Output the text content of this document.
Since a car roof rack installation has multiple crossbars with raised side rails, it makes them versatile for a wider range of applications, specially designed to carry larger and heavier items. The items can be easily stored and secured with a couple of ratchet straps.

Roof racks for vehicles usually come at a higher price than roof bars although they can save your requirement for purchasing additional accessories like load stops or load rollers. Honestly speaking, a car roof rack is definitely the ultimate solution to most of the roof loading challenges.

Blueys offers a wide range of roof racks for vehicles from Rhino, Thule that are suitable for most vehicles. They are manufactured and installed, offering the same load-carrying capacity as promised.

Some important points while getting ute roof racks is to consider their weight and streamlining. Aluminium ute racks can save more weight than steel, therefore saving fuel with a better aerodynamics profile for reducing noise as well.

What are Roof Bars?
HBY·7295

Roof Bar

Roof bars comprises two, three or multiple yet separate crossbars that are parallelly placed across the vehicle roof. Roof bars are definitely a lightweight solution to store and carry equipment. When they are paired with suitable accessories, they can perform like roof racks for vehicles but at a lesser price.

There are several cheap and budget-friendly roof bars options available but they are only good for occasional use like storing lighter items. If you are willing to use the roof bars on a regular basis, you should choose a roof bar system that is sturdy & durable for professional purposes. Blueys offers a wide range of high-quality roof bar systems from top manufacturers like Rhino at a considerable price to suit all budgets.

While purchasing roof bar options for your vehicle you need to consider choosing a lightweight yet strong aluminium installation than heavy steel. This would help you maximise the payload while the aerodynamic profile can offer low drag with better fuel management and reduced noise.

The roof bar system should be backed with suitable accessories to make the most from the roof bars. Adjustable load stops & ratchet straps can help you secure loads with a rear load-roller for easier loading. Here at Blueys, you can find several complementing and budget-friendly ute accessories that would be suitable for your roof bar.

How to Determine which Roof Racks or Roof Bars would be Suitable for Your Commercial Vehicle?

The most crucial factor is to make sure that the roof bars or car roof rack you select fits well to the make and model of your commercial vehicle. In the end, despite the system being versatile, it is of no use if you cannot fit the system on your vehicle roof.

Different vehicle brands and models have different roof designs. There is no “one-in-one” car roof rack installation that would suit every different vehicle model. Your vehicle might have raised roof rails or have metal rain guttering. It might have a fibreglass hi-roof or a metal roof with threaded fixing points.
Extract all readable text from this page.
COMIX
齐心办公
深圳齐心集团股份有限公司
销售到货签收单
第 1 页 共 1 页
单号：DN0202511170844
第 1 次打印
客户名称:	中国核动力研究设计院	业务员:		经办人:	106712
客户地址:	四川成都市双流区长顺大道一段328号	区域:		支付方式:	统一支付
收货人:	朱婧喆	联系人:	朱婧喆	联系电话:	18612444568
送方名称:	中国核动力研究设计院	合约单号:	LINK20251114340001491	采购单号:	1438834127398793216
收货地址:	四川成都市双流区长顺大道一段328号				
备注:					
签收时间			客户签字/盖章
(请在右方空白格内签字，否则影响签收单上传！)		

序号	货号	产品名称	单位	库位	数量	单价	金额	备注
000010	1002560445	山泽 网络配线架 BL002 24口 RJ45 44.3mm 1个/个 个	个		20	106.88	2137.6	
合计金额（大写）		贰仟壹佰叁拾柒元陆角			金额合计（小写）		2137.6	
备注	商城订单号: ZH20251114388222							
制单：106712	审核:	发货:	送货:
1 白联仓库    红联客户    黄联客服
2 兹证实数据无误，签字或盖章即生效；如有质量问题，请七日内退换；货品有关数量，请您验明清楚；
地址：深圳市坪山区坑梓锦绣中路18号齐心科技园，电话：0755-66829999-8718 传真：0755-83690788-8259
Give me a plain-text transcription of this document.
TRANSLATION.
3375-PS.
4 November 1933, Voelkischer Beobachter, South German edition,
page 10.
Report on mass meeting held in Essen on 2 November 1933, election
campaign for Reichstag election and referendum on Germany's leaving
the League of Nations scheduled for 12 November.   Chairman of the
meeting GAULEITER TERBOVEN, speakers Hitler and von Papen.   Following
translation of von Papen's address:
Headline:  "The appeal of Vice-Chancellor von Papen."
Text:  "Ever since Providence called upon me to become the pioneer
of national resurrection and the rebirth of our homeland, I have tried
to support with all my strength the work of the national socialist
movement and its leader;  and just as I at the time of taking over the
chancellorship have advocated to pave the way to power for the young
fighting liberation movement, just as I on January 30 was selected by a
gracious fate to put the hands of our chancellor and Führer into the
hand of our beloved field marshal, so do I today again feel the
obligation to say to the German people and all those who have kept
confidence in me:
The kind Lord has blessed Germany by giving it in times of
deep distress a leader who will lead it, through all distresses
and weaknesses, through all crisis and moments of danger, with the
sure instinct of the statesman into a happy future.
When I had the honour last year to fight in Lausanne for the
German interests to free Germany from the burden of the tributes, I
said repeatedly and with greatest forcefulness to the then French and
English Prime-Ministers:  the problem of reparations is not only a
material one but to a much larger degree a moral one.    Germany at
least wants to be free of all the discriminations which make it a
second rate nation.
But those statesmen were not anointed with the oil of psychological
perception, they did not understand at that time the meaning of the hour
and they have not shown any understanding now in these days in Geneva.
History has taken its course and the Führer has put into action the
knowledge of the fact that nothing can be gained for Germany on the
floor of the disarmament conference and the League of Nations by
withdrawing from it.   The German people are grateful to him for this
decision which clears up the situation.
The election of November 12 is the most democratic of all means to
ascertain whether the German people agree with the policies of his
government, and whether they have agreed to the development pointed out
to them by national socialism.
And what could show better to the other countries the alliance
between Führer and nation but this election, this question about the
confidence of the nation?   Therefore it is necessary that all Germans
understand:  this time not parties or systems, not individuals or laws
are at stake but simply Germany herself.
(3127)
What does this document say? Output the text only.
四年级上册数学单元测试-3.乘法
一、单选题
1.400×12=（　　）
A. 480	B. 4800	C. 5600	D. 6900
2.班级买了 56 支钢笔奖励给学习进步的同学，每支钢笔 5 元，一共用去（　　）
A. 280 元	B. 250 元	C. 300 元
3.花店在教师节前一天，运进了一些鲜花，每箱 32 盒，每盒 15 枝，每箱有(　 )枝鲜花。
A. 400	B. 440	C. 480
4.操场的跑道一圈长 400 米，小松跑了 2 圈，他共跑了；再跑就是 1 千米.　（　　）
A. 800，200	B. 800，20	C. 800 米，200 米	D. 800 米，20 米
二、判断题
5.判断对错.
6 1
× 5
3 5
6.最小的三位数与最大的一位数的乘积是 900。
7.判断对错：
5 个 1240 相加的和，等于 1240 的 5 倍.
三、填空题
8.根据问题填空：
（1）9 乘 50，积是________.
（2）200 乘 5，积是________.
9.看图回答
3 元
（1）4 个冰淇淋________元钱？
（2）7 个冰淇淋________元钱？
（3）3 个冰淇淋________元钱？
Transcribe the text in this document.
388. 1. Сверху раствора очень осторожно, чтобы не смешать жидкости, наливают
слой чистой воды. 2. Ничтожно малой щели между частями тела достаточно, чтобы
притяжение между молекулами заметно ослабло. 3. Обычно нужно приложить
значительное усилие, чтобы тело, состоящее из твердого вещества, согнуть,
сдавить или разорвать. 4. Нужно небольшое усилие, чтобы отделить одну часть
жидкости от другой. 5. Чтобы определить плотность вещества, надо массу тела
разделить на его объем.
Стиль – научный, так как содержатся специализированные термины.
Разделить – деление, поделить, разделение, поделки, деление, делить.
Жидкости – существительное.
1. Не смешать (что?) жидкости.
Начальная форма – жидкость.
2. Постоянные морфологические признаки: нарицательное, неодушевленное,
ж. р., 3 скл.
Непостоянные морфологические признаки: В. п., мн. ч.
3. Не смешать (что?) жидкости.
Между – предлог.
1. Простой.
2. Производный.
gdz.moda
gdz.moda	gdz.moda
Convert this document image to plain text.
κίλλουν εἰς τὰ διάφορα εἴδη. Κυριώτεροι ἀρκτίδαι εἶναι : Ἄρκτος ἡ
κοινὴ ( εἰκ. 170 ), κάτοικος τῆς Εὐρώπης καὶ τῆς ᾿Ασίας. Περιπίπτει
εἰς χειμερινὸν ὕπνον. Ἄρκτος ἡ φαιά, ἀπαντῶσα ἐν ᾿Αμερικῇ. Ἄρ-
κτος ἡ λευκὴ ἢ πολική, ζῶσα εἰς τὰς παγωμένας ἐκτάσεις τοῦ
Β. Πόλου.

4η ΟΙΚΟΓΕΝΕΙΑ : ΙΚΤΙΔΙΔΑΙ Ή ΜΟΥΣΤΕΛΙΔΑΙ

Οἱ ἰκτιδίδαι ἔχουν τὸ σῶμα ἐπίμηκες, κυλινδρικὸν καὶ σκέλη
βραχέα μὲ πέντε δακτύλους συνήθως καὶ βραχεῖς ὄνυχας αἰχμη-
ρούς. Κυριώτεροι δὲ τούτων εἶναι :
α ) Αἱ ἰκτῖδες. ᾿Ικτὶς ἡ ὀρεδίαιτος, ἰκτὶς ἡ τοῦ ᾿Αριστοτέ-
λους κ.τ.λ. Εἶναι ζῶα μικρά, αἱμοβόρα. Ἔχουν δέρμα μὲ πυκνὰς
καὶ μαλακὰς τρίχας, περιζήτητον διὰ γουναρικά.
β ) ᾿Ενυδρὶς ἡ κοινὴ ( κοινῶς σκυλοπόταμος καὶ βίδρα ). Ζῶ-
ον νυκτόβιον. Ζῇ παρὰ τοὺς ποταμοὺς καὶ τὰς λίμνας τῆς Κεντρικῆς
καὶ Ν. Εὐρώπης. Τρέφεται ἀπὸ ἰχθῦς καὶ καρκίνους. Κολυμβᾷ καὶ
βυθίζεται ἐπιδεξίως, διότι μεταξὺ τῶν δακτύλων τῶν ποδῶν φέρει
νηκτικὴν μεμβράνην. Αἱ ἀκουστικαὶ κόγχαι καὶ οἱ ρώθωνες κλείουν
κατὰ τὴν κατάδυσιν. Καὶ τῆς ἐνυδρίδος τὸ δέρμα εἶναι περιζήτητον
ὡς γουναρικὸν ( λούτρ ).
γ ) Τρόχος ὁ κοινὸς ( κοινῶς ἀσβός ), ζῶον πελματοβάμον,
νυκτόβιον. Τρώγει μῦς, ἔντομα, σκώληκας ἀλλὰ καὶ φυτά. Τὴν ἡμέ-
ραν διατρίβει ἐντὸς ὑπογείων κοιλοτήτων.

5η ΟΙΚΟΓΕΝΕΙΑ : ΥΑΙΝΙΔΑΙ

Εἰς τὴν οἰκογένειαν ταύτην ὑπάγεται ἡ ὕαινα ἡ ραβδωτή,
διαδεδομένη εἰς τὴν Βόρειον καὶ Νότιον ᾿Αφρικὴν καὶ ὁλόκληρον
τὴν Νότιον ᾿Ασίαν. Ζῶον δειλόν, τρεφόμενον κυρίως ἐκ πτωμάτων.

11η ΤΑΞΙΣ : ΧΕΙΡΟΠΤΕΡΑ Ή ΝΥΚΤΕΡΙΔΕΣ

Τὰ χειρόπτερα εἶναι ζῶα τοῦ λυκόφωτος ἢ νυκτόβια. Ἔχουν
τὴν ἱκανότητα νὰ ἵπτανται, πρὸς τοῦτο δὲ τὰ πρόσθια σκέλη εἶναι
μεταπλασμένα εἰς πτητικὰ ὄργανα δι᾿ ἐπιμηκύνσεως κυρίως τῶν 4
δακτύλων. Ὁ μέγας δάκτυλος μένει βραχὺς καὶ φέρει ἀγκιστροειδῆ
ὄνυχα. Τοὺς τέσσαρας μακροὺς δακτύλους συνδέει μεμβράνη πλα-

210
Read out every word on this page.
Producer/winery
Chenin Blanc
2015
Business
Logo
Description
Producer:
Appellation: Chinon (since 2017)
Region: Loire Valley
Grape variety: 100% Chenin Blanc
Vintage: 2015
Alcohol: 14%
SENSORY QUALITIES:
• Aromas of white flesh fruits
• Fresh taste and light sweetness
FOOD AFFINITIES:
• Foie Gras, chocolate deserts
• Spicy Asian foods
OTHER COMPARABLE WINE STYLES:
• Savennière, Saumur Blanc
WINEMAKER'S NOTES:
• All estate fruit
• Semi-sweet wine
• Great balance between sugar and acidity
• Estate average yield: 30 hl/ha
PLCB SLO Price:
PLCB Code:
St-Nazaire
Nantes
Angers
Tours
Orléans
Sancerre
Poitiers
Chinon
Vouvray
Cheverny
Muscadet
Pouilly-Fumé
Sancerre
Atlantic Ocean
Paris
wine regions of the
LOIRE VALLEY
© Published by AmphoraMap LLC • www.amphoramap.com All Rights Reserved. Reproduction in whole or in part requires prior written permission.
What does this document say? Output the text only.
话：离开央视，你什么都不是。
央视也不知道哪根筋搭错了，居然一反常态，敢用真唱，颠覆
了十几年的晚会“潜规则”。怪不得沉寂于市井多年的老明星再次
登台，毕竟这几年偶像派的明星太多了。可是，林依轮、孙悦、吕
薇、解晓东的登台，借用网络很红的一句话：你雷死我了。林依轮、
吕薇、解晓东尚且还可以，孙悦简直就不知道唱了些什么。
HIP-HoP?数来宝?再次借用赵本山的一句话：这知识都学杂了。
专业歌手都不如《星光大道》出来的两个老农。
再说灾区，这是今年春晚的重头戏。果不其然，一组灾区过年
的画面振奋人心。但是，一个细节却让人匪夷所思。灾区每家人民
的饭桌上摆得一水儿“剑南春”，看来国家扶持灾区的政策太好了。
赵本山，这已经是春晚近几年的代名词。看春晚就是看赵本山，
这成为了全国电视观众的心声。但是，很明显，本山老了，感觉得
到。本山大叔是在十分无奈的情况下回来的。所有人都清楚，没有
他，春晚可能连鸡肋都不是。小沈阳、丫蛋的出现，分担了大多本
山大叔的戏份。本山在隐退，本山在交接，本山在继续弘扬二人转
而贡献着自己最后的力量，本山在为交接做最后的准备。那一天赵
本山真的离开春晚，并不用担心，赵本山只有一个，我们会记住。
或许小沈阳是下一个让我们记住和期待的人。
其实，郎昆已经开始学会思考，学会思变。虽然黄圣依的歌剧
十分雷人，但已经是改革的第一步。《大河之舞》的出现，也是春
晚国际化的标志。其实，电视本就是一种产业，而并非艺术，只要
────
** WORK TO COMPLETE **
Go through the entries above and pull out each line with "δέρμα" in it.

** ANSWER TO THE PROBLEM **
λους κ.τ.λ. Εἶναι ζῶα μικρά, αἱμοβόρα. Ἔχουν δέρμα μὲ πυκνὰς
κατὰ τὴν κατάδυσιν. Καὶ τῆς ἐνυδρίδος τὸ δέρμα εἶναι περιζήτητον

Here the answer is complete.